Problem requirements:
Write out each line beneath this one exactly as it reads.

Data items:

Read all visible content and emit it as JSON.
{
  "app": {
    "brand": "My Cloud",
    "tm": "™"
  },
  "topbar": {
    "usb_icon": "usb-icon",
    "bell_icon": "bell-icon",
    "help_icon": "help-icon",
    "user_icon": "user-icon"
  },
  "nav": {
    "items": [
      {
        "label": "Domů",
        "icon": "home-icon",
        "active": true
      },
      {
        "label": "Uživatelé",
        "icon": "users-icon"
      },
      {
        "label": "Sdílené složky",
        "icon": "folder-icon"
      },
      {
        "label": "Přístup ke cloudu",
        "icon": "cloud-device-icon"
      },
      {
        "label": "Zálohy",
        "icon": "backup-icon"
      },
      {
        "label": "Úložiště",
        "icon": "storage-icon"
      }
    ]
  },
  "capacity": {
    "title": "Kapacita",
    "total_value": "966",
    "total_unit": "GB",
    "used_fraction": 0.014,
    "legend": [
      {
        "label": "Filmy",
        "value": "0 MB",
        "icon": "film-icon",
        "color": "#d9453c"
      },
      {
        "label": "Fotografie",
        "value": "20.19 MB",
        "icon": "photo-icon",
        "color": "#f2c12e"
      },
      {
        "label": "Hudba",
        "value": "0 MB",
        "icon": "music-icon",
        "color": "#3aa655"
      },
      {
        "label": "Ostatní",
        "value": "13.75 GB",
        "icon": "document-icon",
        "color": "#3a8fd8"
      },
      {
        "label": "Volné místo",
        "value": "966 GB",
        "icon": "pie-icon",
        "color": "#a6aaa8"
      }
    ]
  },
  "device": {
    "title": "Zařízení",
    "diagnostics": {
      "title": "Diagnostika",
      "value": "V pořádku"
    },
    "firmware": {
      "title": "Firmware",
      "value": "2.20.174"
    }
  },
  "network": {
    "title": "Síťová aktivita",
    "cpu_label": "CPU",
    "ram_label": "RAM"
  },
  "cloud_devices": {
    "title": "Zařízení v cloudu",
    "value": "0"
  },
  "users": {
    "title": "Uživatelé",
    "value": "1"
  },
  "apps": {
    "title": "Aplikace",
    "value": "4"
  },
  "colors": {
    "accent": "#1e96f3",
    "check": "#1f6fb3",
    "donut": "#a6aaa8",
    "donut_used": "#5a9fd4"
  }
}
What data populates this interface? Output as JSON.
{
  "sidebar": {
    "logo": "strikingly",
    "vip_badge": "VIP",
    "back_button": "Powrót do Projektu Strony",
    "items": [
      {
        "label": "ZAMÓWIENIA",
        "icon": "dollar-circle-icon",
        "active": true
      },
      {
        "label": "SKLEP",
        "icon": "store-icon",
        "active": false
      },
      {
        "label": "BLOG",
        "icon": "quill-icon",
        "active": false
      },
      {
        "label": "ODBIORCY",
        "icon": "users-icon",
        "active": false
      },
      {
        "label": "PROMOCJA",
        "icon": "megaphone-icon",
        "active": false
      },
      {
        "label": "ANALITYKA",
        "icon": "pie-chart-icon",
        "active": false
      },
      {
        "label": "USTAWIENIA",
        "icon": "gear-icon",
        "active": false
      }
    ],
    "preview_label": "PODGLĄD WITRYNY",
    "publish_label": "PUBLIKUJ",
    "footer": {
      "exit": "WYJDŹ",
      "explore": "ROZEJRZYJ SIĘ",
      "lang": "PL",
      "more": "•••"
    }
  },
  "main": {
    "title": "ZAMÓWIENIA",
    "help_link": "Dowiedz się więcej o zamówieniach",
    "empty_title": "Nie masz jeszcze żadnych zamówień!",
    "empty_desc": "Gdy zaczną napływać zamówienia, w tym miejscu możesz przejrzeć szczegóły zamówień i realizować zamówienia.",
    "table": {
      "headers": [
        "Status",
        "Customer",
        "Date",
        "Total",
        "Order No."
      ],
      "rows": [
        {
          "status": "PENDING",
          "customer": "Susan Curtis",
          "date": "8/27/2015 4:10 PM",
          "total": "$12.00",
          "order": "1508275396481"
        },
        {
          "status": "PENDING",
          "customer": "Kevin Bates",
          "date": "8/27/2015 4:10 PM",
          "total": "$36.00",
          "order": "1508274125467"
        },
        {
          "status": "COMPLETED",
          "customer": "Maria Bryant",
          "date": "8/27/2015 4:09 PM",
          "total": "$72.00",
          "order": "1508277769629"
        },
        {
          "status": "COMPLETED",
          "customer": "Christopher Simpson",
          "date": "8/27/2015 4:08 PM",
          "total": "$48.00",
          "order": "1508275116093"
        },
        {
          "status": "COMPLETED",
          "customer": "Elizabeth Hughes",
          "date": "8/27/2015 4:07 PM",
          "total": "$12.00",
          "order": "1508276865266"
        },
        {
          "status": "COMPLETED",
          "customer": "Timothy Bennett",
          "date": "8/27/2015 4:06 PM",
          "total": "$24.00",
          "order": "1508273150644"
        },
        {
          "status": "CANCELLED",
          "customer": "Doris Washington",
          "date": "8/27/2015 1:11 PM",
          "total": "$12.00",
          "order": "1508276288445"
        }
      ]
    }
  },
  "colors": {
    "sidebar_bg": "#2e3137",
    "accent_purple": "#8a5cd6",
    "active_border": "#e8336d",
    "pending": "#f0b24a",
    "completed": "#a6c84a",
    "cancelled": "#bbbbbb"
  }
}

Result below:
Read all visible content and emit it as JSON.
{
  "app": {
    "brand": "My Cloud",
    "tm": "™"
  },
  "topbar": {
    "usb_icon": "usb-icon",
    "bell_icon": "bell-icon",
    "help_icon": "help-icon",
    "user_icon": "user-icon"
  },
  "nav": {
    "items": [
      {
        "label": "Domů",
        "icon": "home-icon",
        "active": true
      },
      {
        "label": "Uživatelé",
        "icon": "users-icon"
      },
      {
        "label": "Sdílené složky",
        "icon": "folder-icon"
      },
      {
        "label": "Přístup ke cloudu",
        "icon": "cloud-device-icon"
      },
      {
        "label": "Zálohy",
        "icon": "backup-icon"
      },
      {
        "label": "Úložiště",
        "icon": "storage-icon"
      }
    ]
  },
  "capacity": {
    "title": "Kapacita",
    "total_value": "966",
    "total_unit": "GB",
    "used_fraction": 0.014,
    "legend": [
      {
        "label": "Filmy",
        "value": "0 MB",
        "icon": "film-icon",
        "color": "#d9453c"
      },
      {
        "label": "Fotografie",
        "value": "20.19 MB",
        "icon": "photo-icon",
        "color": "#f2c12e"
      },
      {
        "label": "Hudba",
        "value": "0 MB",
        "icon": "music-icon",
        "color": "#3aa655"
      },
      {
        "label": "Ostatní",
        "value": "13.75 GB",
        "icon": "document-icon",
        "color": "#3a8fd8"
      },
      {
        "label": "Volné místo",
        "value": "966 GB",
        "icon": "pie-icon",
        "color": "#a6aaa8"
      }
    ]
  },
  "device": {
    "title": "Zařízení",
    "diagnostics": {
      "title": "Diagnostika",
      "value": "V pořádku"
    },
    "firmware": {
      "title": "Firmware",
      "value": "2.20.174"
    }
  },
  "network": {
    "title": "Síťová aktivita",
    "cpu_label": "CPU",
    "ram_label": "RAM"
  },
  "cloud_devices": {
    "title": "Zařízení v cloudu",
    "value": "0"
  },
  "users": {
    "title": "Uživatelé",
    "value": "1"
  },
  "apps": {
    "title": "Aplikace",
    "value": "4"
  },
  "colors": {
    "accent": "#1e96f3",
    "check": "#1f6fb3",
    "donut": "#a6aaa8",
    "donut_used": "#5a9fd4"
  }
}
What data populates this interface? Output as JSON.
{
  "sidebar": {
    "logo": "strikingly",
    "vip_badge": "VIP",
    "back_button": "Powrót do Projektu Strony",
    "items": [
      {
        "label": "ZAMÓWIENIA",
        "icon": "dollar-circle-icon",
        "active": true
      },
      {
        "label": "SKLEP",
        "icon": "store-icon",
        "active": false
      },
      {
        "label": "BLOG",
        "icon": "quill-icon",
        "active": false
      },
      {
        "label": "ODBIORCY",
        "icon": "users-icon",
        "active": false
      },
      {
        "label": "PROMOCJA",
        "icon": "megaphone-icon",
        "active": false
      },
      {
        "label": "ANALITYKA",
        "icon": "pie-chart-icon",
        "active": false
      },
      {
        "label": "USTAWIENIA",
        "icon": "gear-icon",
        "active": false
      }
    ],
    "preview_label": "PODGLĄD WITRYNY",
    "publish_label": "PUBLIKUJ",
    "footer": {
      "exit": "WYJDŹ",
      "explore": "ROZEJRZYJ SIĘ",
      "lang": "PL",
      "more": "•••"
    }
  },
  "main": {
    "title": "ZAMÓWIENIA",
    "help_link": "Dowiedz się więcej o zamówieniach",
    "empty_title": "Nie masz jeszcze żadnych zamówień!",
    "empty_desc": "Gdy zaczną napływać zamówienia, w tym miejscu możesz przejrzeć szczegóły zamówień i realizować zamówienia.",
    "table": {
      "headers": [
        "Status",
        "Customer",
        "Date",
        "Total",
        "Order No."
      ],
      "rows": [
        {
          "status": "PENDING",
          "customer": "Susan Curtis",
          "date": "8/27/2015 4:10 PM",
          "total": "$12.00",
          "order": "1508275396481"
        },
        {
          "status": "PENDING",
          "customer": "Kevin Bates",
          "date": "8/27/2015 4:10 PM",
          "total": "$36.00",
          "order": "1508274125467"
        },
        {
          "status": "COMPLETED",
          "customer": "Maria Bryant",
          "date": "8/27/2015 4:09 PM",
          "total": "$72.00",
          "order": "1508277769629"
        },
        {
          "status": "COMPLETED",
          "customer": "Christopher Simpson",
          "date": "8/27/2015 4:08 PM",
          "total": "$48.00",
          "order": "1508275116093"
        },
        {
          "status": "COMPLETED",
          "customer": "Elizabeth Hughes",
          "date": "8/27/2015 4:07 PM",
          "total": "$12.00",
          "order": "1508276865266"
        },
        {
          "status": "COMPLETED",
          "customer": "Timothy Bennett",
          "date": "8/27/2015 4:06 PM",
          "total": "$24.00",
          "order": "1508273150644"
        },
        {
          "status": "CANCELLED",
          "customer": "Doris Washington",
          "date": "8/27/2015 1:11 PM",
          "total": "$12.00",
          "order": "1508276288445"
        }
      ]
    }
  },
  "colors": {
    "sidebar_bg": "#2e3137",
    "accent_purple": "#8a5cd6",
    "active_border": "#e8336d",
    "pending": "#f0b24a",
    "completed": "#a6c84a",
    "cancelled": "#bbbbbb"
  }
}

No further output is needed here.